**Objective**
Look at each line of the records and count those with "Groves" in them. Please answer with the count alone.

(Saved data entries)
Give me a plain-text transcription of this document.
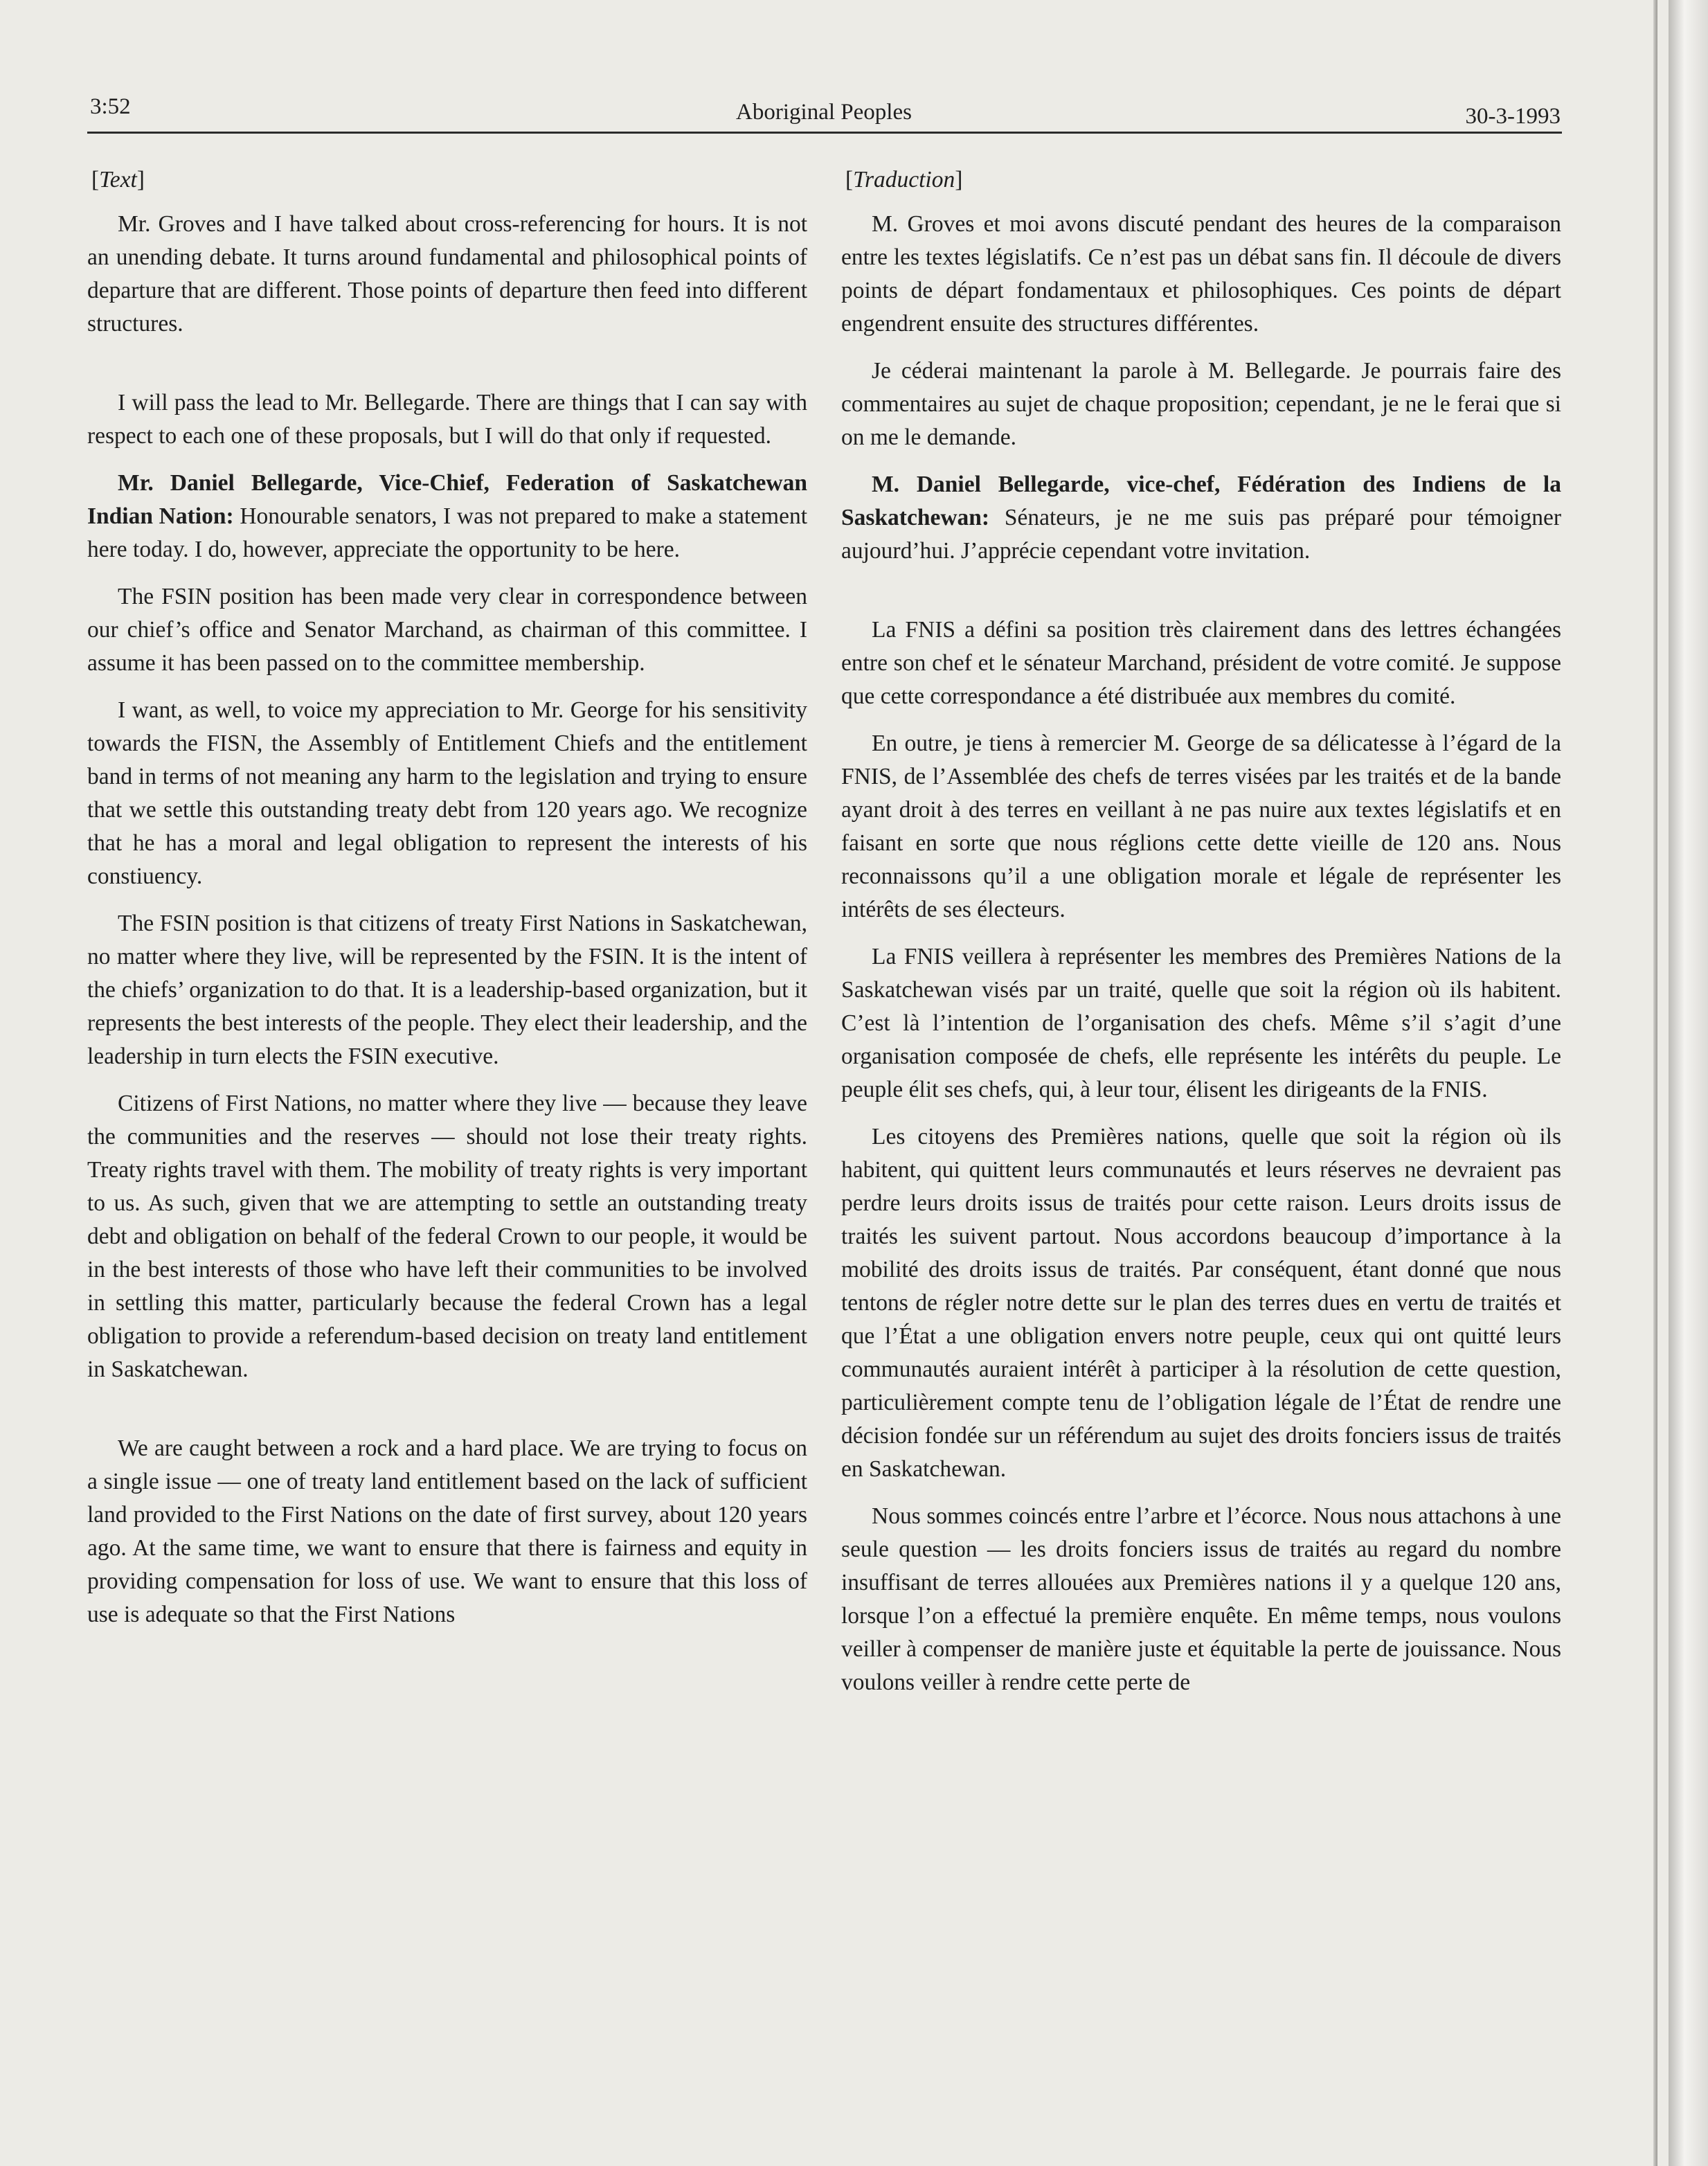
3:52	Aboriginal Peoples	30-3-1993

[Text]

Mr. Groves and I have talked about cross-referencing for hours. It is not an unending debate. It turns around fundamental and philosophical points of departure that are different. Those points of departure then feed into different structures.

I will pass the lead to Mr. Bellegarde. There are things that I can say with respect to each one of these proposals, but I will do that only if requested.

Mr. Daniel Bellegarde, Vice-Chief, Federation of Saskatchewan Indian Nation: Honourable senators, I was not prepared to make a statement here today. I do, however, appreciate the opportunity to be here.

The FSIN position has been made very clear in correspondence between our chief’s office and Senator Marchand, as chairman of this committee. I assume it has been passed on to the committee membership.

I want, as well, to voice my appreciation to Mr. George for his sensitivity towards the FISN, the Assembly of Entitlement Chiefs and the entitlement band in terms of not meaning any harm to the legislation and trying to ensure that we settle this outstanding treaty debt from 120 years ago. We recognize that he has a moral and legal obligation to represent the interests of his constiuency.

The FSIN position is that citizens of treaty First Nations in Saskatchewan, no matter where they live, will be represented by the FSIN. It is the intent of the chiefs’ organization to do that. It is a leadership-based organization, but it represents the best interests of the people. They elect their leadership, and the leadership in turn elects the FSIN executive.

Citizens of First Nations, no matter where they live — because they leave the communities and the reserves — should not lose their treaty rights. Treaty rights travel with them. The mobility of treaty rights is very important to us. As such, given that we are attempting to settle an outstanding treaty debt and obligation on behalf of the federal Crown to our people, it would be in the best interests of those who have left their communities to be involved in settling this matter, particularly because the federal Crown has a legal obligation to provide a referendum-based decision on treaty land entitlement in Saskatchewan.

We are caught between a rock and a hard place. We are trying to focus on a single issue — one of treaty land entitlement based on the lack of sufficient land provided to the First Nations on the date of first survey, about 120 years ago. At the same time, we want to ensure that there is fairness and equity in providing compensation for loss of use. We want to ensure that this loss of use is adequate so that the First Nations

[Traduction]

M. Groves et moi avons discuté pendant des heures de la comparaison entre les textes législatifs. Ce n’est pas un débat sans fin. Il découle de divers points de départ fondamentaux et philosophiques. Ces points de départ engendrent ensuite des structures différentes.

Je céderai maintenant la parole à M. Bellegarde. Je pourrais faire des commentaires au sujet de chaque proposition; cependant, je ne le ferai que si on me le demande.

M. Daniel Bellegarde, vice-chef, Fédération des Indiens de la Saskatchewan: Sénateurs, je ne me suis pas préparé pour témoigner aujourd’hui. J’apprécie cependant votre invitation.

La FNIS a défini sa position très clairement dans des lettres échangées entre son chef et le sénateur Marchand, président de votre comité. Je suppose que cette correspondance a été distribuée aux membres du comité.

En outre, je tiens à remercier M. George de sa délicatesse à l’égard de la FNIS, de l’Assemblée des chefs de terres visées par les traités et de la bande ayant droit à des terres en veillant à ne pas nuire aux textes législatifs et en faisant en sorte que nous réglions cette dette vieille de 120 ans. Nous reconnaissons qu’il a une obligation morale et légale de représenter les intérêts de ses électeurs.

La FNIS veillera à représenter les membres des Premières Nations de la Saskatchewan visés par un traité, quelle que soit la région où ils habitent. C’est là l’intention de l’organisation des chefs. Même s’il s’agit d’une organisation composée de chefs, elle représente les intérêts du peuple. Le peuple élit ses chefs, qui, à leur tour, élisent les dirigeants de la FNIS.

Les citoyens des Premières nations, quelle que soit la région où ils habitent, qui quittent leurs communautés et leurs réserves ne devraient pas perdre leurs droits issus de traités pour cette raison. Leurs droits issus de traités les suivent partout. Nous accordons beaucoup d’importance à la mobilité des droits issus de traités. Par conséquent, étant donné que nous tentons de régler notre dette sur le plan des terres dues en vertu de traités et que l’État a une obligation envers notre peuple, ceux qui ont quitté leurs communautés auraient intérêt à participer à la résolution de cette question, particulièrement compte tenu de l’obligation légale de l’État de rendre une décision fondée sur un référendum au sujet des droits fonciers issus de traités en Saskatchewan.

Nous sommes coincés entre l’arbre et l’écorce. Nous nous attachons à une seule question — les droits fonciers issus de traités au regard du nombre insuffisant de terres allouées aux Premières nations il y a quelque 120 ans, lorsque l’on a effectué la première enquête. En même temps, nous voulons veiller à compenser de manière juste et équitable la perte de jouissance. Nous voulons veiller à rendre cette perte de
---
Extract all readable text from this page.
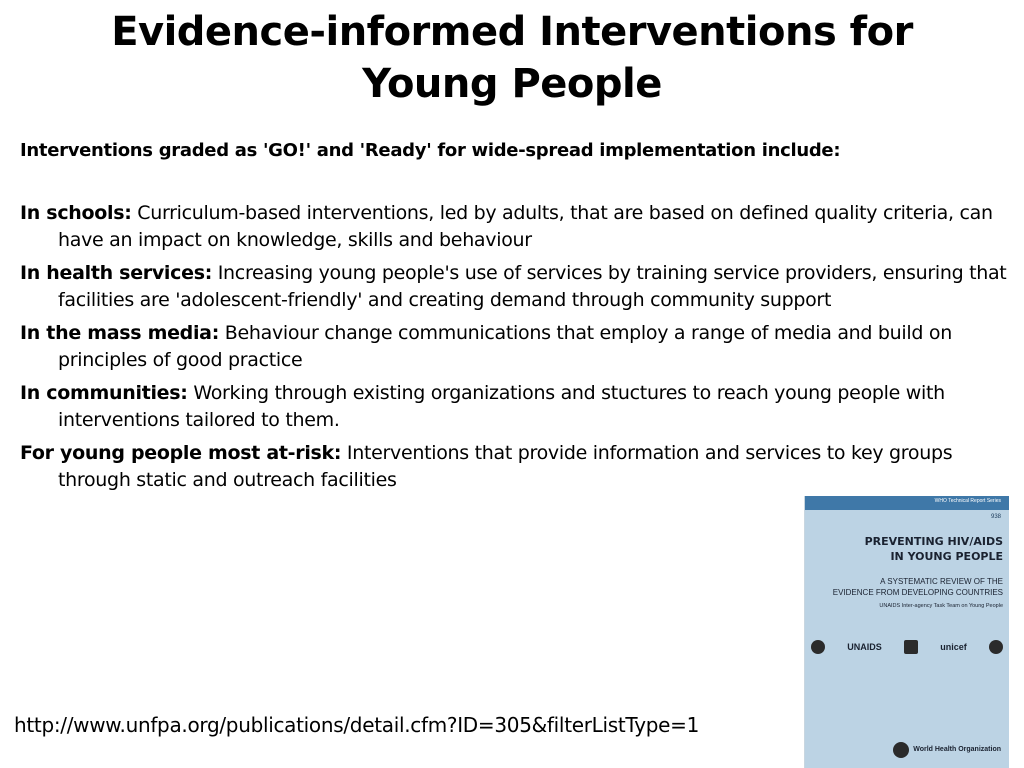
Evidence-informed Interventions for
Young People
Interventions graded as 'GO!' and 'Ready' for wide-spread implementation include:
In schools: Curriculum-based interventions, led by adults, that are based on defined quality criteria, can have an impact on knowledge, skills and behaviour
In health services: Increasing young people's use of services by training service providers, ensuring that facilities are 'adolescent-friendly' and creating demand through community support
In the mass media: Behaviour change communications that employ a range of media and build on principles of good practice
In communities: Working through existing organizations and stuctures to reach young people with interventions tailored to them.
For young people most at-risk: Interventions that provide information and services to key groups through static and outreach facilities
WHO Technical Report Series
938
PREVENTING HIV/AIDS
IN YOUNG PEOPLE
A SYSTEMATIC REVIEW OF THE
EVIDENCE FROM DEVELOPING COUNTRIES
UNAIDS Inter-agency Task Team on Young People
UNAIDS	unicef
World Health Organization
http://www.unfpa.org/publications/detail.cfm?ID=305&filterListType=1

**Response**
2